Transcribe the entries that follow, word for word.

Dataset records:
::::
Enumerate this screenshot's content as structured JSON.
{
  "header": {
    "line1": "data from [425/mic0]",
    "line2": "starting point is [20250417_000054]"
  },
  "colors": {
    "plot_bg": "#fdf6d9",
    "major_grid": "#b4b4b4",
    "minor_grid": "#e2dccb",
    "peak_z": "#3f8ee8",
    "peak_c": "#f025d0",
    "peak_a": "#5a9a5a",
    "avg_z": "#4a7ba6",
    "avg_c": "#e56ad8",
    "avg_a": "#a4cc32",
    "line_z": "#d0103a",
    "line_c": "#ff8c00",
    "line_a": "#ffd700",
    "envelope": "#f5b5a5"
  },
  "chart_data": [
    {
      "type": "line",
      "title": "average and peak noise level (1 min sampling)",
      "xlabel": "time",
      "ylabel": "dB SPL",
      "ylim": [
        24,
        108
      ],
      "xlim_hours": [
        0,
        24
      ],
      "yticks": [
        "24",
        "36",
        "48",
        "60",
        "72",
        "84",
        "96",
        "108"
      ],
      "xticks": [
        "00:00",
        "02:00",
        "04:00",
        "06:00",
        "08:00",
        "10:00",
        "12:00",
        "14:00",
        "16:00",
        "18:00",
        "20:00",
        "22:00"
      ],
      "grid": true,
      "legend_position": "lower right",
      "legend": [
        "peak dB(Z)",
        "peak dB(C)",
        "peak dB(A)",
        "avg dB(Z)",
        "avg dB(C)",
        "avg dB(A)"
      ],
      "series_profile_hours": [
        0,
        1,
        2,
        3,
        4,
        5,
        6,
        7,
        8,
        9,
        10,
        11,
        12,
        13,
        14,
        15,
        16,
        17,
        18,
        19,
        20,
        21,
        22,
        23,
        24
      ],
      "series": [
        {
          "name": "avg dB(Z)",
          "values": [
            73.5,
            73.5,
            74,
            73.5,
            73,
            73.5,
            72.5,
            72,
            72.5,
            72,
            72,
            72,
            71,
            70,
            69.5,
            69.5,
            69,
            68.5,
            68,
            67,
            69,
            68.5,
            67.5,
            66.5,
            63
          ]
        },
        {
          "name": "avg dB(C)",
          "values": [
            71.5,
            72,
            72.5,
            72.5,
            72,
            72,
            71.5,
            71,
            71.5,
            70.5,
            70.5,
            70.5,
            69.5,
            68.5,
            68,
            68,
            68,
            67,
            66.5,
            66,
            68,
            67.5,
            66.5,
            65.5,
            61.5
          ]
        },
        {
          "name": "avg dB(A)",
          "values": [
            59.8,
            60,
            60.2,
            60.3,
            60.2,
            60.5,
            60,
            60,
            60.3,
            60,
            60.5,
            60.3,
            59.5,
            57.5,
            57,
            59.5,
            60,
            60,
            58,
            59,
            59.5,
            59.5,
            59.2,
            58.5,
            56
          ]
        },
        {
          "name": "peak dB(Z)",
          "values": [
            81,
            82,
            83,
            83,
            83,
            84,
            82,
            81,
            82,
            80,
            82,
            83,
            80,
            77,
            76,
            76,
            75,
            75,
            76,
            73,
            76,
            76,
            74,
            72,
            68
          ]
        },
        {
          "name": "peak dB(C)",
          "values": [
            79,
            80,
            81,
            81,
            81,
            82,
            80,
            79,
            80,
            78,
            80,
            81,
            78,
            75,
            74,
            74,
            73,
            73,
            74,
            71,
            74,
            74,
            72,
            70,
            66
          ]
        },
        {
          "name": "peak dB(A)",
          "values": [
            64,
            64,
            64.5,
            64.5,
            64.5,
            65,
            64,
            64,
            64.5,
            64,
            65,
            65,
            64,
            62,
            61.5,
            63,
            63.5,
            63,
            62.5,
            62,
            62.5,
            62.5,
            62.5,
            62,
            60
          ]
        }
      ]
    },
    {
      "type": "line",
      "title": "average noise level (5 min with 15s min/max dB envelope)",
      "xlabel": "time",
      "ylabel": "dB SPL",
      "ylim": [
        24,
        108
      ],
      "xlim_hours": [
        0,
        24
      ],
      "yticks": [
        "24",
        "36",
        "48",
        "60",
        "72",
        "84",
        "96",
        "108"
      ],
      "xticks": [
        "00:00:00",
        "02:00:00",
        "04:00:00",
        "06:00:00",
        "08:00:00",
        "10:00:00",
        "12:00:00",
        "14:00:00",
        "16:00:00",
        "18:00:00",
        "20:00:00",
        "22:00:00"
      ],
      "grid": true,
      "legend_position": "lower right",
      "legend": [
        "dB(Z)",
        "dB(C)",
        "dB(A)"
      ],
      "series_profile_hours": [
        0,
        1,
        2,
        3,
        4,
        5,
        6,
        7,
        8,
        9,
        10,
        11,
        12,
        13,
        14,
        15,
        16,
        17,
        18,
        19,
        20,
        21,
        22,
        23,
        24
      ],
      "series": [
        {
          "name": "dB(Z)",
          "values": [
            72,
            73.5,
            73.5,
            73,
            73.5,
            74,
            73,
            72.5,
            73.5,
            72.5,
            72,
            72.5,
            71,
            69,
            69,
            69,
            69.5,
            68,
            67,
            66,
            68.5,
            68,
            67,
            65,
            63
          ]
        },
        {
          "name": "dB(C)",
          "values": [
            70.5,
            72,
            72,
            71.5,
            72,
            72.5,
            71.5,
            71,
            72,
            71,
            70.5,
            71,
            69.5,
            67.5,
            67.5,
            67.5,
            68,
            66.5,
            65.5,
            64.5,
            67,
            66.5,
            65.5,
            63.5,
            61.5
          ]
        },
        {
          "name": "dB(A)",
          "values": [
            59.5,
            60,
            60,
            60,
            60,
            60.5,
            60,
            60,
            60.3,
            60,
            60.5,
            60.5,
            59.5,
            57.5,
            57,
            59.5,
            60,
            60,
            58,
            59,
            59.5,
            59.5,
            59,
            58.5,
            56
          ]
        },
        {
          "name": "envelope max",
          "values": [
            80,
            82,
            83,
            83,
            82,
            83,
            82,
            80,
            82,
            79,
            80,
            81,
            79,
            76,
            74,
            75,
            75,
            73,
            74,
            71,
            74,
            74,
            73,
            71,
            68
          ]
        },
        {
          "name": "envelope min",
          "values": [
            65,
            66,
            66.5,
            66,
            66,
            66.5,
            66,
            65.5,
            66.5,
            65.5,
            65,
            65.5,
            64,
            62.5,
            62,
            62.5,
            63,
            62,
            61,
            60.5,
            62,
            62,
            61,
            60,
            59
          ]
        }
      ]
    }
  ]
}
::::
◆ Worked answer ◆
Enumerate this screenshot's content as structured JSON.
{
  "header": {
    "line1": "data from [425/mic0]",
    "line2": "starting point is [20250417_000054]"
  },
  "colors": {
    "plot_bg": "#fdf6d9",
    "major_grid": "#b4b4b4",
    "minor_grid": "#e2dccb",
    "peak_z": "#3f8ee8",
    "peak_c": "#f025d0",
    "peak_a": "#5a9a5a",
    "avg_z": "#4a7ba6",
    "avg_c": "#e56ad8",
    "avg_a": "#a4cc32",
    "line_z": "#d0103a",
    "line_c": "#ff8c00",
    "line_a": "#ffd700",
    "envelope": "#f5b5a5"
  },
  "chart_data": [
    {
      "type": "line",
      "title": "average and peak noise level (1 min sampling)",
      "xlabel": "time",
      "ylabel": "dB SPL",
      "ylim": [
        24,
        108
      ],
      "xlim_hours": [
        0,
        24
      ],
      "yticks": [
        "24",
        "36",
        "48",
        "60",
        "72",
        "84",
        "96",
        "108"
      ],
      "xticks": [
        "00:00",
        "02:00",
        "04:00",
        "06:00",
        "08:00",
        "10:00",
        "12:00",
        "14:00",
        "16:00",
        "18:00",
        "20:00",
        "22:00"
      ],
      "grid": true,
      "legend_position": "lower right",
      "legend": [
        "peak dB(Z)",
        "peak dB(C)",
        "peak dB(A)",
        "avg dB(Z)",
        "avg dB(C)",
        "avg dB(A)"
      ],
      "series_profile_hours": [
        0,
        1,
        2,
        3,
        4,
        5,
        6,
        7,
        8,
        9,
        10,
        11,
        12,
        13,
        14,
        15,
        16,
        17,
        18,
        19,
        20,
        21,
        22,
        23,
        24
      ],
      "series": [
        {
          "name": "avg dB(Z)",
          "values": [
            73.5,
            73.5,
            74,
            73.5,
            73,
            73.5,
            72.5,
            72,
            72.5,
            72,
            72,
            72,
            71,
            70,
            69.5,
            69.5,
            69,
            68.5,
            68,
            67,
            69,
            68.5,
            67.5,
            66.5,
            63
          ]
        },
        {
          "name": "avg dB(C)",
          "values": [
            71.5,
            72,
            72.5,
            72.5,
            72,
            72,
            71.5,
            71,
            71.5,
            70.5,
            70.5,
            70.5,
            69.5,
            68.5,
            68,
            68,
            68,
            67,
            66.5,
            66,
            68,
            67.5,
            66.5,
            65.5,
            61.5
          ]
        },
        {
          "name": "avg dB(A)",
          "values": [
            59.8,
            60,
            60.2,
            60.3,
            60.2,
            60.5,
            60,
            60,
            60.3,
            60,
            60.5,
            60.3,
            59.5,
            57.5,
            57,
            59.5,
            60,
            60,
            58,
            59,
            59.5,
            59.5,
            59.2,
            58.5,
            56
          ]
        },
        {
          "name": "peak dB(Z)",
          "values": [
            81,
            82,
            83,
            83,
            83,
            84,
            82,
            81,
            82,
            80,
            82,
            83,
            80,
            77,
            76,
            76,
            75,
            75,
            76,
            73,
            76,
            76,
            74,
            72,
            68
          ]
        },
        {
          "name": "peak dB(C)",
          "values": [
            79,
            80,
            81,
            81,
            81,
            82,
            80,
            79,
            80,
            78,
            80,
            81,
            78,
            75,
            74,
            74,
            73,
            73,
            74,
            71,
            74,
            74,
            72,
            70,
            66
          ]
        },
        {
          "name": "peak dB(A)",
          "values": [
            64,
            64,
            64.5,
            64.5,
            64.5,
            65,
            64,
            64,
            64.5,
            64,
            65,
            65,
            64,
            62,
            61.5,
            63,
            63.5,
            63,
            62.5,
            62,
            62.5,
            62.5,
            62.5,
            62,
            60
          ]
        }
      ]
    },
    {
      "type": "line",
      "title": "average noise level (5 min with 15s min/max dB envelope)",
      "xlabel": "time",
      "ylabel": "dB SPL",
      "ylim": [
        24,
        108
      ],
      "xlim_hours": [
        0,
        24
      ],
      "yticks": [
        "24",
        "36",
        "48",
        "60",
        "72",
        "84",
        "96",
        "108"
      ],
      "xticks": [
        "00:00:00",
        "02:00:00",
        "04:00:00",
        "06:00:00",
        "08:00:00",
        "10:00:00",
        "12:00:00",
        "14:00:00",
        "16:00:00",
        "18:00:00",
        "20:00:00",
        "22:00:00"
      ],
      "grid": true,
      "legend_position": "lower right",
      "legend": [
        "dB(Z)",
        "dB(C)",
        "dB(A)"
      ],
      "series_profile_hours": [
        0,
        1,
        2,
        3,
        4,
        5,
        6,
        7,
        8,
        9,
        10,
        11,
        12,
        13,
        14,
        15,
        16,
        17,
        18,
        19,
        20,
        21,
        22,
        23,
        24
      ],
      "series": [
        {
          "name": "dB(Z)",
          "values": [
            72,
            73.5,
            73.5,
            73,
            73.5,
            74,
            73,
            72.5,
            73.5,
            72.5,
            72,
            72.5,
            71,
            69,
            69,
            69,
            69.5,
            68,
            67,
            66,
            68.5,
            68,
            67,
            65,
            63
          ]
        },
        {
          "name": "dB(C)",
          "values": [
            70.5,
            72,
            72,
            71.5,
            72,
            72.5,
            71.5,
            71,
            72,
            71,
            70.5,
            71,
            69.5,
            67.5,
            67.5,
            67.5,
            68,
            66.5,
            65.5,
            64.5,
            67,
            66.5,
            65.5,
            63.5,
            61.5
          ]
        },
        {
          "name": "dB(A)",
          "values": [
            59.5,
            60,
            60,
            60,
            60,
            60.5,
            60,
            60,
            60.3,
            60,
            60.5,
            60.5,
            59.5,
            57.5,
            57,
            59.5,
            60,
            60,
            58,
            59,
            59.5,
            59.5,
            59,
            58.5,
            56
          ]
        },
        {
          "name": "envelope max",
          "values": [
            80,
            82,
            83,
            83,
            82,
            83,
            82,
            80,
            82,
            79,
            80,
            81,
            79,
            76,
            74,
            75,
            75,
            73,
            74,
            71,
            74,
            74,
            73,
            71,
            68
          ]
        },
        {
          "name": "envelope min",
          "values": [
            65,
            66,
            66.5,
            66,
            66,
            66.5,
            66,
            65.5,
            66.5,
            65.5,
            65,
            65.5,
            64,
            62.5,
            62,
            62.5,
            63,
            62,
            61,
            60.5,
            62,
            62,
            61,
            60,
            59
          ]
        }
      ]
    }
  ]
}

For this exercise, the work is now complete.